Stated exercise
Please rewrite all of the material below, replacing every "volume-bar" with "volume-column" and changing nothing else.

-- Begin Given data --

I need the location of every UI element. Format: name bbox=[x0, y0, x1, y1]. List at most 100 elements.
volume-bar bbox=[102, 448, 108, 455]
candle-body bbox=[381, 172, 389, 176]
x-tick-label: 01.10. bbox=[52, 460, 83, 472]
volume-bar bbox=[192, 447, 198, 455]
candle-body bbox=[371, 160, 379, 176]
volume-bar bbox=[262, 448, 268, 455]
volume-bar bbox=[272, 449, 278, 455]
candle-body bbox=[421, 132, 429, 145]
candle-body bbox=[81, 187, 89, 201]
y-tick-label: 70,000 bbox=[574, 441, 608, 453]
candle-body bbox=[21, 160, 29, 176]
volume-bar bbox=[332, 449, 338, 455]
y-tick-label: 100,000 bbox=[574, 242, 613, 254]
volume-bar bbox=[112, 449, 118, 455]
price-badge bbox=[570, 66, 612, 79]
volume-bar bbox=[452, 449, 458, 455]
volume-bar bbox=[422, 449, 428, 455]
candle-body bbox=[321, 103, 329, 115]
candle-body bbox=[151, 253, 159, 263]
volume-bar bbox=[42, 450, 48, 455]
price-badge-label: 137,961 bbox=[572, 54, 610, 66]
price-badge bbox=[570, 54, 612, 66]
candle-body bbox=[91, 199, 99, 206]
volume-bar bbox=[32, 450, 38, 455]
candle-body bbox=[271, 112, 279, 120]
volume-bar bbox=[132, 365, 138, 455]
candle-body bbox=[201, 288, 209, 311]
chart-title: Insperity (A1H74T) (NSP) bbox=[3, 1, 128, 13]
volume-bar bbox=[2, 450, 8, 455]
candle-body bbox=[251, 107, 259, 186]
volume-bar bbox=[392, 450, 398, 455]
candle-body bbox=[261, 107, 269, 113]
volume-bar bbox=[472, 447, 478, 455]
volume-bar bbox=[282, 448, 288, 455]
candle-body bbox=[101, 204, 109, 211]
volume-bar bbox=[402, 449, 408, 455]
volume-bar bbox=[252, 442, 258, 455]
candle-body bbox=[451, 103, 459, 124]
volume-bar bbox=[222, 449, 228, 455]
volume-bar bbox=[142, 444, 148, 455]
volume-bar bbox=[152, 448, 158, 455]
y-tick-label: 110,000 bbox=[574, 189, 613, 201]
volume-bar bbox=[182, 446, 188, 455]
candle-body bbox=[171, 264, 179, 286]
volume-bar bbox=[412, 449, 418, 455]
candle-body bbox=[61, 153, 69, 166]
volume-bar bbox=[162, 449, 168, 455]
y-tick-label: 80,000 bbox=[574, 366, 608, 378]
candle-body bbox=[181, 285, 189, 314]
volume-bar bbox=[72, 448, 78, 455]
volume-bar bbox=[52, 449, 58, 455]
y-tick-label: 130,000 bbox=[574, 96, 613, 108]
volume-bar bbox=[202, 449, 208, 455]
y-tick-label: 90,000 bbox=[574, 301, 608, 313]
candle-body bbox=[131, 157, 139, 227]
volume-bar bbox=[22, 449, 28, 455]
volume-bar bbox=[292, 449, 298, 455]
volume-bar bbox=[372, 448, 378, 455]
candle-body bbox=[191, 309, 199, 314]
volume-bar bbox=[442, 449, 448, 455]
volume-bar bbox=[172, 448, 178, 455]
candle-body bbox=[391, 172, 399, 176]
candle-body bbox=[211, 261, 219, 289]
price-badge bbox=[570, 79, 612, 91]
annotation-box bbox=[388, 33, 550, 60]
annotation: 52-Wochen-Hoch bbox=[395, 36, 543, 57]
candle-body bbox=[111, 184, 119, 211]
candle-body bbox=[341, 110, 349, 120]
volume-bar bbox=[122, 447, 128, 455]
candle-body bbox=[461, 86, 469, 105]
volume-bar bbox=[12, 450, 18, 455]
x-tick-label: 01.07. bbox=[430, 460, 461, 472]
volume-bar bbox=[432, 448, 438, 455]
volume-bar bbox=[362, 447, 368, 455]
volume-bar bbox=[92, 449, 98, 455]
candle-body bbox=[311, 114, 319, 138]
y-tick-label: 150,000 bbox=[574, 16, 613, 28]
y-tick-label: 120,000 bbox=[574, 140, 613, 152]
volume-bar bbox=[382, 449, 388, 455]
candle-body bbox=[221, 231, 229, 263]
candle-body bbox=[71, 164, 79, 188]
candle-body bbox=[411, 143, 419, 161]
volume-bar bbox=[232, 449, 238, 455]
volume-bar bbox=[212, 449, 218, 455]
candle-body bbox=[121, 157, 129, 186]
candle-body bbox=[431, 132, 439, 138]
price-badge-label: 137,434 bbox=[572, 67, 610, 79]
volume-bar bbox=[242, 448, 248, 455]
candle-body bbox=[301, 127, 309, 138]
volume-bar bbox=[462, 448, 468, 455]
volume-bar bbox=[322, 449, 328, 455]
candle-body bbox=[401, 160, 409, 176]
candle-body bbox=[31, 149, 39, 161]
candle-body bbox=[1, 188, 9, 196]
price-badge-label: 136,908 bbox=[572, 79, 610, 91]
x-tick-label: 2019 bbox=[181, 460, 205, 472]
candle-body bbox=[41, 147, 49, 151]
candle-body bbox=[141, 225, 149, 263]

-- End Given data --

Output
I need the location of every UI element. Format: name bbox=[x0, y0, x1, y1]. List at most 100 elements.
volume-column bbox=[102, 448, 108, 455]
candle-body bbox=[381, 172, 389, 176]
x-tick-label: 01.10. bbox=[52, 460, 83, 472]
volume-column bbox=[192, 447, 198, 455]
candle-body bbox=[371, 160, 379, 176]
volume-column bbox=[262, 448, 268, 455]
volume-column bbox=[272, 449, 278, 455]
candle-body bbox=[421, 132, 429, 145]
candle-body bbox=[81, 187, 89, 201]
y-tick-label: 70,000 bbox=[574, 441, 608, 453]
candle-body bbox=[21, 160, 29, 176]
volume-column bbox=[332, 449, 338, 455]
y-tick-label: 100,000 bbox=[574, 242, 613, 254]
volume-column bbox=[112, 449, 118, 455]
price-badge bbox=[570, 66, 612, 79]
volume-column bbox=[452, 449, 458, 455]
volume-column bbox=[422, 449, 428, 455]
candle-body bbox=[321, 103, 329, 115]
candle-body bbox=[151, 253, 159, 263]
volume-column bbox=[42, 450, 48, 455]
price-badge-label: 137,961 bbox=[572, 54, 610, 66]
price-badge bbox=[570, 54, 612, 66]
candle-body bbox=[91, 199, 99, 206]
volume-column bbox=[32, 450, 38, 455]
candle-body bbox=[271, 112, 279, 120]
volume-column bbox=[132, 365, 138, 455]
candle-body bbox=[201, 288, 209, 311]
chart-title: Insperity (A1H74T) (NSP) bbox=[3, 1, 128, 13]
volume-column bbox=[2, 450, 8, 455]
candle-body bbox=[251, 107, 259, 186]
volume-column bbox=[392, 450, 398, 455]
candle-body bbox=[261, 107, 269, 113]
volume-column bbox=[472, 447, 478, 455]
volume-column bbox=[282, 448, 288, 455]
candle-body bbox=[101, 204, 109, 211]
volume-column bbox=[402, 449, 408, 455]
volume-column bbox=[252, 442, 258, 455]
candle-body bbox=[451, 103, 459, 124]
volume-column bbox=[222, 449, 228, 455]
volume-column bbox=[142, 444, 148, 455]
volume-column bbox=[152, 448, 158, 455]
y-tick-label: 110,000 bbox=[574, 189, 613, 201]
volume-column bbox=[182, 446, 188, 455]
candle-body bbox=[171, 264, 179, 286]
volume-column bbox=[412, 449, 418, 455]
candle-body bbox=[61, 153, 69, 166]
volume-column bbox=[162, 449, 168, 455]
y-tick-label: 80,000 bbox=[574, 366, 608, 378]
candle-body bbox=[181, 285, 189, 314]
volume-column bbox=[72, 448, 78, 455]
volume-column bbox=[52, 449, 58, 455]
y-tick-label: 130,000 bbox=[574, 96, 613, 108]
volume-column bbox=[202, 449, 208, 455]
y-tick-label: 90,000 bbox=[574, 301, 608, 313]
candle-body bbox=[131, 157, 139, 227]
volume-column bbox=[22, 449, 28, 455]
volume-column bbox=[292, 449, 298, 455]
volume-column bbox=[372, 448, 378, 455]
candle-body bbox=[191, 309, 199, 314]
volume-column bbox=[442, 449, 448, 455]
volume-column bbox=[172, 448, 178, 455]
candle-body bbox=[391, 172, 399, 176]
candle-body bbox=[211, 261, 219, 289]
price-badge bbox=[570, 79, 612, 91]
annotation-box bbox=[388, 33, 550, 60]
annotation: 52-Wochen-Hoch bbox=[395, 36, 543, 57]
candle-body bbox=[111, 184, 119, 211]
candle-body bbox=[341, 110, 349, 120]
volume-column bbox=[122, 447, 128, 455]
candle-body bbox=[461, 86, 469, 105]
volume-column bbox=[12, 450, 18, 455]
x-tick-label: 01.07. bbox=[430, 460, 461, 472]
volume-column bbox=[432, 448, 438, 455]
volume-column bbox=[362, 447, 368, 455]
volume-column bbox=[92, 449, 98, 455]
candle-body bbox=[311, 114, 319, 138]
y-tick-label: 150,000 bbox=[574, 16, 613, 28]
y-tick-label: 120,000 bbox=[574, 140, 613, 152]
volume-column bbox=[382, 449, 388, 455]
candle-body bbox=[221, 231, 229, 263]
candle-body bbox=[71, 164, 79, 188]
candle-body bbox=[411, 143, 419, 161]
volume-column bbox=[232, 449, 238, 455]
volume-column bbox=[212, 449, 218, 455]
candle-body bbox=[121, 157, 129, 186]
candle-body bbox=[431, 132, 439, 138]
price-badge-label: 137,434 bbox=[572, 67, 610, 79]
volume-column bbox=[242, 448, 248, 455]
candle-body bbox=[301, 127, 309, 138]
volume-column bbox=[462, 448, 468, 455]
volume-column bbox=[322, 449, 328, 455]
candle-body bbox=[401, 160, 409, 176]
candle-body bbox=[31, 149, 39, 161]
candle-body bbox=[1, 188, 9, 196]
price-badge-label: 136,908 bbox=[572, 79, 610, 91]
x-tick-label: 2019 bbox=[181, 460, 205, 472]
candle-body bbox=[41, 147, 49, 151]
candle-body bbox=[141, 225, 149, 263]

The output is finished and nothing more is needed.